Passage to read:
□ □ □ □ □

From there, Carver lived in various places in Kansas and Iowa. He acquired his deep Christian faith during that time and owned a farm for a while.
In 1890, he enrolled as an art major at Simpson College in Indianola, Iowa, its only black student at the time. His art teacher suggested that he enroll at Iowa Agricultural College (IAC, now Iowa State University), where her father taught horticulture. Although Carver aspired to a career in art, he concluded that God wanted him to learn the science of agriculture and pass that knowledge on to other black people.
At IAC, Carver learned about the new science of ecology. Its central tenet was the idea that organisms are not unrelated to each other but interdependent with their environment.
He was a brilliant student and presented his first published scientific paper when he was a junior. It shows themes that would eventually define his career: an appreciation for species that most people didn’t care about and his abhorrence of waste. He believed that nature existed for humans to use, but not to misuse. He also made lifelong friends among the faculty and stayed to complete his master’s degree.
Christian faith as the foundation of Carver’s thought
Carver lived through the Scopes trial and the controversy between Christian “fundamentalists” and “modernists,” but never for a moment recognized any conflict between Christianity and science.
As a teacher, he encouraged his students to read the Bible twice a day but also study God through what he created. He could see God not only in the beauty of a sunset or flower, but also in microscopic fungi and decaying vegetation.

□ □ □ □ □

Data lines:
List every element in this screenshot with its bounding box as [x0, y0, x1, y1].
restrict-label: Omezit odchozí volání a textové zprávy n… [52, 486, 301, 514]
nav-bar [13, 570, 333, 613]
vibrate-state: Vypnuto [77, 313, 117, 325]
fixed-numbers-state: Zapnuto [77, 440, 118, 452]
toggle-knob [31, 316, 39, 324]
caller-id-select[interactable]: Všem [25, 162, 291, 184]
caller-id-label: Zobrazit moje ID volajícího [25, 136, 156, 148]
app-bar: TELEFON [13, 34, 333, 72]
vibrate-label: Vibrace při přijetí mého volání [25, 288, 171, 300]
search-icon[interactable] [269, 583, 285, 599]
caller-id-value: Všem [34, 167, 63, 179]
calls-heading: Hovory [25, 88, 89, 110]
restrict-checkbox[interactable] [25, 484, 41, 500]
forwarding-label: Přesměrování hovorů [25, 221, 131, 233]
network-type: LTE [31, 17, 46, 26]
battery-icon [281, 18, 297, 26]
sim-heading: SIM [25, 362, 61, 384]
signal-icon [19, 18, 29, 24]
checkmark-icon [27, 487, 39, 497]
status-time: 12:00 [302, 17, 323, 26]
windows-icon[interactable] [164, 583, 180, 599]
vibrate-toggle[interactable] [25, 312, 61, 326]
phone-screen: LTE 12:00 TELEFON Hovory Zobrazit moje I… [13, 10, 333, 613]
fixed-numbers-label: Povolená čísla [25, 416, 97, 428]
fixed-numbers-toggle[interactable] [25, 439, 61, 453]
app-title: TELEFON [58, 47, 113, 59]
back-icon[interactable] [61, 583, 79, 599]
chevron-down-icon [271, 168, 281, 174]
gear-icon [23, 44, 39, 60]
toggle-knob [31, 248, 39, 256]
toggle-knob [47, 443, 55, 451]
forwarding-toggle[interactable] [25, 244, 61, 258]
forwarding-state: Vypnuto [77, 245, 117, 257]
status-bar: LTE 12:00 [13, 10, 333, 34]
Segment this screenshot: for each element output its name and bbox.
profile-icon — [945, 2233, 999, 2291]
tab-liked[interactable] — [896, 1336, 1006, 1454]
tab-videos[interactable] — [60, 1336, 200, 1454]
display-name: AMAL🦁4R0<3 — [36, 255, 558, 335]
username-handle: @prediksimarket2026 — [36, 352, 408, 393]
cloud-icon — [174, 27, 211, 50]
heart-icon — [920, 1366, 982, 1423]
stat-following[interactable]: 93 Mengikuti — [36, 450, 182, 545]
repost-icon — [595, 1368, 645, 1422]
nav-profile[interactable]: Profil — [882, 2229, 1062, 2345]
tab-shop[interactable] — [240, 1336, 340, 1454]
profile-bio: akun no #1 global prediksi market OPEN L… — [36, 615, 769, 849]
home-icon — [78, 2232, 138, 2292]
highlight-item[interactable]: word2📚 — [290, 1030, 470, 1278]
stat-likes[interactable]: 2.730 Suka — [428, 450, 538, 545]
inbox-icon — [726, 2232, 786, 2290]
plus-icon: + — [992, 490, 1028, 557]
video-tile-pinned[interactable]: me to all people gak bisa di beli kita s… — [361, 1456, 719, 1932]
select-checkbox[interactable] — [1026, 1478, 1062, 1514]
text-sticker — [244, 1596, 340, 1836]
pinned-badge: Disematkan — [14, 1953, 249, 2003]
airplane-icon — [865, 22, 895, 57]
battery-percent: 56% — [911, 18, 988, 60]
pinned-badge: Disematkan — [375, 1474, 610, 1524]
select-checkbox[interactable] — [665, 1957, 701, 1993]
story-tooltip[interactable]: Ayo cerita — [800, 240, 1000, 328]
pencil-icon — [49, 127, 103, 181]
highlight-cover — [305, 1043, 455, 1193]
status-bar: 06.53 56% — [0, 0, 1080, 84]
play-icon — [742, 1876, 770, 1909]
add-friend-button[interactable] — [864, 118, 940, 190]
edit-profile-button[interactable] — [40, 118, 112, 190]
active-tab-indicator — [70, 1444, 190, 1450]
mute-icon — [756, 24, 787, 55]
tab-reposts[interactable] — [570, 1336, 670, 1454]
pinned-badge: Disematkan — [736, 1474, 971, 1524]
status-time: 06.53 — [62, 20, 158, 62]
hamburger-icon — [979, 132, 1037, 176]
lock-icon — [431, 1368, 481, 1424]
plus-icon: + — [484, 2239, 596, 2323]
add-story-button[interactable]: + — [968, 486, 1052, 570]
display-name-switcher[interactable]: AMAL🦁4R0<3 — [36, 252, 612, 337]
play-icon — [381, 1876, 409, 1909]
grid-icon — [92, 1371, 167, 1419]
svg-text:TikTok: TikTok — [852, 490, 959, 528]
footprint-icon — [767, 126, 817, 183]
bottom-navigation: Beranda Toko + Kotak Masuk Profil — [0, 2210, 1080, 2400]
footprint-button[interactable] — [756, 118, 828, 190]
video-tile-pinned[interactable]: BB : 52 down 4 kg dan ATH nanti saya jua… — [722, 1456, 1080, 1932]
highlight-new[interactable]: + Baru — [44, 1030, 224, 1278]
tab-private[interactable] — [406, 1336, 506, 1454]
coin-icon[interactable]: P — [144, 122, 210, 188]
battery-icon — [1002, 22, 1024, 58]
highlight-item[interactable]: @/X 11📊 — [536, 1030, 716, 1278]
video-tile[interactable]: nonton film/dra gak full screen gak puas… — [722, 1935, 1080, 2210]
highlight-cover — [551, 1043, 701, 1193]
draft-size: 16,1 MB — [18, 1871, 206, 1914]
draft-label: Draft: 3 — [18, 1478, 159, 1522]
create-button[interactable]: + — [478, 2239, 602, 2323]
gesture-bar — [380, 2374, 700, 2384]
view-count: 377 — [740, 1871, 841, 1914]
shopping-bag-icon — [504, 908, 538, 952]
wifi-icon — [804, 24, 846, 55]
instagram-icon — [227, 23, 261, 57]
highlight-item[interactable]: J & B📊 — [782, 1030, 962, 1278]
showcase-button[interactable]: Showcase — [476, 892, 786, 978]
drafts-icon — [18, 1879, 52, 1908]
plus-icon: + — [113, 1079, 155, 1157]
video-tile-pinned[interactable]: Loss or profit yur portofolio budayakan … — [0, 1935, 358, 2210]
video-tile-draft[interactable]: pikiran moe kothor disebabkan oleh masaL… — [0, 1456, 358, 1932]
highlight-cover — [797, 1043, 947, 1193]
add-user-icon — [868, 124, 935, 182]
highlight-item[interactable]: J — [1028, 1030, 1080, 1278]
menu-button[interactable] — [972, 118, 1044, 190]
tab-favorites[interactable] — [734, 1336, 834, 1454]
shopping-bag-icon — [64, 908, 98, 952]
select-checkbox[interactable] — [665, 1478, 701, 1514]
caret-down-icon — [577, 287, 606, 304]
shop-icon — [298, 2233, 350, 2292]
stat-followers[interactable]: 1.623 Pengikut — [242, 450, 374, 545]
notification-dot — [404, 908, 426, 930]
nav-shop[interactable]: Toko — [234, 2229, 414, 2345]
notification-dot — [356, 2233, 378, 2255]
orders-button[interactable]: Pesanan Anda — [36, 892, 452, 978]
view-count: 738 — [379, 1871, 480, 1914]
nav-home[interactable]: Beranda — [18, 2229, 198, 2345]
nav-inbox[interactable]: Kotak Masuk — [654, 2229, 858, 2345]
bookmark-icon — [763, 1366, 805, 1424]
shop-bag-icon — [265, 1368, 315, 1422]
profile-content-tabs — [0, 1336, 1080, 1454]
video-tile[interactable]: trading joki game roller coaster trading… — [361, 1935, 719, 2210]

□ □ □ □ □

Directions:
1 - Return the section of the Carver passage starting with "He was a brilliant" and going on through "his master’s degree.", copied word for word.
2 - According to the Carver passage, what did Carver major in when he enrolled at Simpson College?
3 - Extend the passage about George Washington Carver from where it stops.

Expected answers:
1 -
He was a brilliant student and presented his first published scientific paper when he was a junior. It shows themes that would eventually define his career: an appreciation for species that most people didn’t care about and his abhorrence of waste. He believed that nature existed for humans to use, but not to misuse. He also made lifelong friends among the faculty and stayed to complete his master’s degree.

2 - Art.

3 -
This vision undergirded his understanding of ecology. He consistently insisted that all life, including humans, was not only interdependent with all other lifeforms but also inextricably bound up in interrelationship with its Creator.
Because the natural world is God’s handiwork and reflects his glory, man’s abuse of it is not only economically counterproductive but morally wrong. And because God produces no waste in nature, farmers are morally obligated to not to consider anything a waste. Everything has valuable uses. It is impossible to understand Carver’s work without taking full account of his reverence for nature and nature’s Creator.
Tuskegee Institute and Alabama
In 1896, Carver accepted a position as head of the agricultural department at Tuskegee Institute in Macon County, Alabama. When Carver arrived there, it almost amounted to moving to a foreign land.
In January 1865, Gen. William T. Sherman, Secretary of War Edwin M. Stanton, and 20 black leaders had met in Savannah, Georgia.
Most of the blacks were Methodist or Baptist pastors who had actually been born as free blacks in slave states . Most of the rest had been slaves themselves. As a result of the meeting, Sherman issued an order to redistribute plantation land to the newly freed slaves. Each would receive 40 acres and a mule.
Unfortunately, that fall President Andrew Johnson overturned the order and returned all the land to the planters who had led the rebellion. The resulting sharecropping system left blacks with nominal freedom but renting land from their former owners under very unfavorable terms. The Supreme Court’s Plessy vs Ferguson (1896) acknowledged legal segregation. Strict Jim Crow laws soon followed.
Alabama differed from Iowa not only socially and politically, but ecologically. Decades of devoting land to cotton and corn had exhausted the soil and caused serious erosion. Cotton farmers had to plow frequently to remove grass that would otherwise choke out the cotton. In so doing, they removed the plants that would otherwise hold the soil.
The cost of growing anything in such soil exceeded the value of the crop. The oppressive heat and humidity of Alabama summers exceeded anything Carver had ever experienced. It rained harder, too, which further eroded the soil.
Carver’s early experience in Tuskegee
While Carver had long experienced racism, he had never encountered the kind of oppressive legal system and visceral hatred black people had to live with in Alabama.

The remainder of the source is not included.